* Do this
Transcribe the entries that follow, word for word.
═══ Records to use
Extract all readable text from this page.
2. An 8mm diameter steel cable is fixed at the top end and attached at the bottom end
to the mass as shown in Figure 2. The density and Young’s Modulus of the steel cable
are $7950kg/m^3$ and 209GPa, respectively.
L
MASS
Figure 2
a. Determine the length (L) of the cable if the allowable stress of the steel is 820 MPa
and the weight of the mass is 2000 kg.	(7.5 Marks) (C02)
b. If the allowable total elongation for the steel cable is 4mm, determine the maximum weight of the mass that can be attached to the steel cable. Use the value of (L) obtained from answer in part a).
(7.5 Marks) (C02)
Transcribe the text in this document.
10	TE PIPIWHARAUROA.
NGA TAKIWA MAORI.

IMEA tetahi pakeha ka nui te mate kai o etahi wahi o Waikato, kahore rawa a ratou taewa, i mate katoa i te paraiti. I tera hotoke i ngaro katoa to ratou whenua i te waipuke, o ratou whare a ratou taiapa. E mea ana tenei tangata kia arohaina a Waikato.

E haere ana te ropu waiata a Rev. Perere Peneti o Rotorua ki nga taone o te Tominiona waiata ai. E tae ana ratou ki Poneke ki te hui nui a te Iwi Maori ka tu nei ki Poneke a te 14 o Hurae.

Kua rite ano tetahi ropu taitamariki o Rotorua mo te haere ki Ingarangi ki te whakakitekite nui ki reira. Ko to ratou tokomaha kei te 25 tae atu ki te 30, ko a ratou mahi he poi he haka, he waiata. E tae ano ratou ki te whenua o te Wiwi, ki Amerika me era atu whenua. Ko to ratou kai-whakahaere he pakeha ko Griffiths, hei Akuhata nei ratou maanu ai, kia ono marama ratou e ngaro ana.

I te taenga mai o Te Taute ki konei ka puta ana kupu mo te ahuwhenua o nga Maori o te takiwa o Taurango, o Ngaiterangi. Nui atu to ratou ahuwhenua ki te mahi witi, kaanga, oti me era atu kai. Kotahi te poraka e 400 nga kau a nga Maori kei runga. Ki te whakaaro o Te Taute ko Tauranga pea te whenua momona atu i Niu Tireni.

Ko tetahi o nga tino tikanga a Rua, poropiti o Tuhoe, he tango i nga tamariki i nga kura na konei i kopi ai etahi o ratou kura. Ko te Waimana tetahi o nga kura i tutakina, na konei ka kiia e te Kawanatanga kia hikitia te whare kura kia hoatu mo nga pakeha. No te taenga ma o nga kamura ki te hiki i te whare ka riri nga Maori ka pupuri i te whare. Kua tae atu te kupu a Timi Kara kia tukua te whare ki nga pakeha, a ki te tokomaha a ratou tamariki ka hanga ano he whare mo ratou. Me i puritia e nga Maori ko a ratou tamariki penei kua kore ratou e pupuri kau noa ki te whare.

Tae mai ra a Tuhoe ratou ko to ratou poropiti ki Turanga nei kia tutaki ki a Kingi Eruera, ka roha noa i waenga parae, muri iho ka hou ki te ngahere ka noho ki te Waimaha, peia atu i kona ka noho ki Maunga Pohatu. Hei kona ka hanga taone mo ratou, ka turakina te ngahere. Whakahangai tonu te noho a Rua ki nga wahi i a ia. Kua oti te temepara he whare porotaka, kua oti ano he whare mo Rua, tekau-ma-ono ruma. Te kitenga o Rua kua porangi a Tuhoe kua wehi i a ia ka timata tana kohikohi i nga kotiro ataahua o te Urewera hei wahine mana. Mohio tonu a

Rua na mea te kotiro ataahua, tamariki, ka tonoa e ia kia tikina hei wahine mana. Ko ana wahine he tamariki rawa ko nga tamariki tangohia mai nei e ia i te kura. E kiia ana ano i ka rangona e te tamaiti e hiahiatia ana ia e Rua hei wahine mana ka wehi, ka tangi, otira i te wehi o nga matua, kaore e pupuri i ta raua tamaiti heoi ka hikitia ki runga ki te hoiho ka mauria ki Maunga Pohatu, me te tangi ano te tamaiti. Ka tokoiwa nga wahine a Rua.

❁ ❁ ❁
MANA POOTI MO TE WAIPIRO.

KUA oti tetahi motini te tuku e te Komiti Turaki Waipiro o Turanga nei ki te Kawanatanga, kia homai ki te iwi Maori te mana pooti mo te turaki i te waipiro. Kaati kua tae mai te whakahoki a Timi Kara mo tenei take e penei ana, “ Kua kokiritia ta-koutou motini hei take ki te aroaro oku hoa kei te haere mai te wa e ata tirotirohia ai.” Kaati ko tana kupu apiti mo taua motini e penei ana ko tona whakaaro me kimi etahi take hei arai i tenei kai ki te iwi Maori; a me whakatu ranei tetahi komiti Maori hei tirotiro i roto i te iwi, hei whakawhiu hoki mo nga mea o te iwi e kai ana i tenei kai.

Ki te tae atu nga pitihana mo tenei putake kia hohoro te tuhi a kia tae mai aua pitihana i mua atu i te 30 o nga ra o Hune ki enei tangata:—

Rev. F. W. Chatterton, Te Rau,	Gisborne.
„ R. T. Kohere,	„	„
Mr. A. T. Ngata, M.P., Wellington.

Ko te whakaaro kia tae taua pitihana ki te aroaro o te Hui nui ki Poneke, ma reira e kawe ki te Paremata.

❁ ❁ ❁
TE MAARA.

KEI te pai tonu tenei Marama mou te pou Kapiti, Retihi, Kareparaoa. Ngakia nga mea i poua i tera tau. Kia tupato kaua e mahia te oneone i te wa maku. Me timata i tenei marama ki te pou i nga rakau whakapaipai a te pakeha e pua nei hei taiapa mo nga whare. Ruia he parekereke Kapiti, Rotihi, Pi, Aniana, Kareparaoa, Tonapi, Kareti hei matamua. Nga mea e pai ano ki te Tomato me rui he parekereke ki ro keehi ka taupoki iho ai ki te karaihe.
══════
* Correct result
Extract all readable text from this page.
2. An 8mm diameter steel cable is fixed at the top end and attached at the bottom end
to the mass as shown in Figure 2. The density and Young’s Modulus of the steel cable
are $7950kg/m^3$ and 209GPa, respectively.
L
MASS
Figure 2
a. Determine the length (L) of the cable if the allowable stress of the steel is 820 MPa
and the weight of the mass is 2000 kg.	(7.5 Marks) (C02)
b. If the allowable total elongation for the steel cable is 4mm, determine the maximum weight of the mass that can be attached to the steel cable. Use the value of (L) obtained from answer in part a).
(7.5 Marks) (C02)
Transcribe the text in this document.
10	TE PIPIWHARAUROA.
NGA TAKIWA MAORI.

IMEA tetahi pakeha ka nui te mate kai o etahi wahi o Waikato, kahore rawa a ratou taewa, i mate katoa i te paraiti. I tera hotoke i ngaro katoa to ratou whenua i te waipuke, o ratou whare a ratou taiapa. E mea ana tenei tangata kia arohaina a Waikato.

E haere ana te ropu waiata a Rev. Perere Peneti o Rotorua ki nga taone o te Tominiona waiata ai. E tae ana ratou ki Poneke ki te hui nui a te Iwi Maori ka tu nei ki Poneke a te 14 o Hurae.

Kua rite ano tetahi ropu taitamariki o Rotorua mo te haere ki Ingarangi ki te whakakitekite nui ki reira. Ko to ratou tokomaha kei te 25 tae atu ki te 30, ko a ratou mahi he poi he haka, he waiata. E tae ano ratou ki te whenua o te Wiwi, ki Amerika me era atu whenua. Ko to ratou kai-whakahaere he pakeha ko Griffiths, hei Akuhata nei ratou maanu ai, kia ono marama ratou e ngaro ana.

I te taenga mai o Te Taute ki konei ka puta ana kupu mo te ahuwhenua o nga Maori o te takiwa o Taurango, o Ngaiterangi. Nui atu to ratou ahuwhenua ki te mahi witi, kaanga, oti me era atu kai. Kotahi te poraka e 400 nga kau a nga Maori kei runga. Ki te whakaaro o Te Taute ko Tauranga pea te whenua momona atu i Niu Tireni.

Ko tetahi o nga tino tikanga a Rua, poropiti o Tuhoe, he tango i nga tamariki i nga kura na konei i kopi ai etahi o ratou kura. Ko te Waimana tetahi o nga kura i tutakina, na konei ka kiia e te Kawanatanga kia hikitia te whare kura kia hoatu mo nga pakeha. No te taenga ma o nga kamura ki te hiki i te whare ka riri nga Maori ka pupuri i te whare. Kua tae atu te kupu a Timi Kara kia tukua te whare ki nga pakeha, a ki te tokomaha a ratou tamariki ka hanga ano he whare mo ratou. Me i puritia e nga Maori ko a ratou tamariki penei kua kore ratou e pupuri kau noa ki te whare.

Tae mai ra a Tuhoe ratou ko to ratou poropiti ki Turanga nei kia tutaki ki a Kingi Eruera, ka roha noa i waenga parae, muri iho ka hou ki te ngahere ka noho ki te Waimaha, peia atu i kona ka noho ki Maunga Pohatu. Hei kona ka hanga taone mo ratou, ka turakina te ngahere. Whakahangai tonu te noho a Rua ki nga wahi i a ia. Kua oti te temepara he whare porotaka, kua oti ano he whare mo Rua, tekau-ma-ono ruma. Te kitenga o Rua kua porangi a Tuhoe kua wehi i a ia ka timata tana kohikohi i nga kotiro ataahua o te Urewera hei wahine mana. Mohio tonu a

Rua na mea te kotiro ataahua, tamariki, ka tonoa e ia kia tikina hei wahine mana. Ko ana wahine he tamariki rawa ko nga tamariki tangohia mai nei e ia i te kura. E kiia ana ano i ka rangona e te tamaiti e hiahiatia ana ia e Rua hei wahine mana ka wehi, ka tangi, otira i te wehi o nga matua, kaore e pupuri i ta raua tamaiti heoi ka hikitia ki runga ki te hoiho ka mauria ki Maunga Pohatu, me te tangi ano te tamaiti. Ka tokoiwa nga wahine a Rua.

❁ ❁ ❁
MANA POOTI MO TE WAIPIRO.

KUA oti tetahi motini te tuku e te Komiti Turaki Waipiro o Turanga nei ki te Kawanatanga, kia homai ki te iwi Maori te mana pooti mo te turaki i te waipiro. Kaati kua tae mai te whakahoki a Timi Kara mo tenei take e penei ana, “ Kua kokiritia ta-koutou motini hei take ki te aroaro oku hoa kei te haere mai te wa e ata tirotirohia ai.” Kaati ko tana kupu apiti mo taua motini e penei ana ko tona whakaaro me kimi etahi take hei arai i tenei kai ki te iwi Maori; a me whakatu ranei tetahi komiti Maori hei tirotiro i roto i te iwi, hei whakawhiu hoki mo nga mea o te iwi e kai ana i tenei kai.

Ki te tae atu nga pitihana mo tenei putake kia hohoro te tuhi a kia tae mai aua pitihana i mua atu i te 30 o nga ra o Hune ki enei tangata:—

Rev. F. W. Chatterton, Te Rau,	Gisborne.
„ R. T. Kohere,	„	„
Mr. A. T. Ngata, M.P., Wellington.

Ko te whakaaro kia tae taua pitihana ki te aroaro o te Hui nui ki Poneke, ma reira e kawe ki te Paremata.

❁ ❁ ❁
TE MAARA.

KEI te pai tonu tenei Marama mou te pou Kapiti, Retihi, Kareparaoa. Ngakia nga mea i poua i tera tau. Kia tupato kaua e mahia te oneone i te wa maku. Me timata i tenei marama ki te pou i nga rakau whakapaipai a te pakeha e pua nei hei taiapa mo nga whare. Ruia he parekereke Kapiti, Rotihi, Pi, Aniana, Kareparaoa, Tonapi, Kareti hei matamua. Nga mea e pai ano ki te Tomato me rui he parekereke ki ro keehi ka taupoki iho ai ki te karaihe.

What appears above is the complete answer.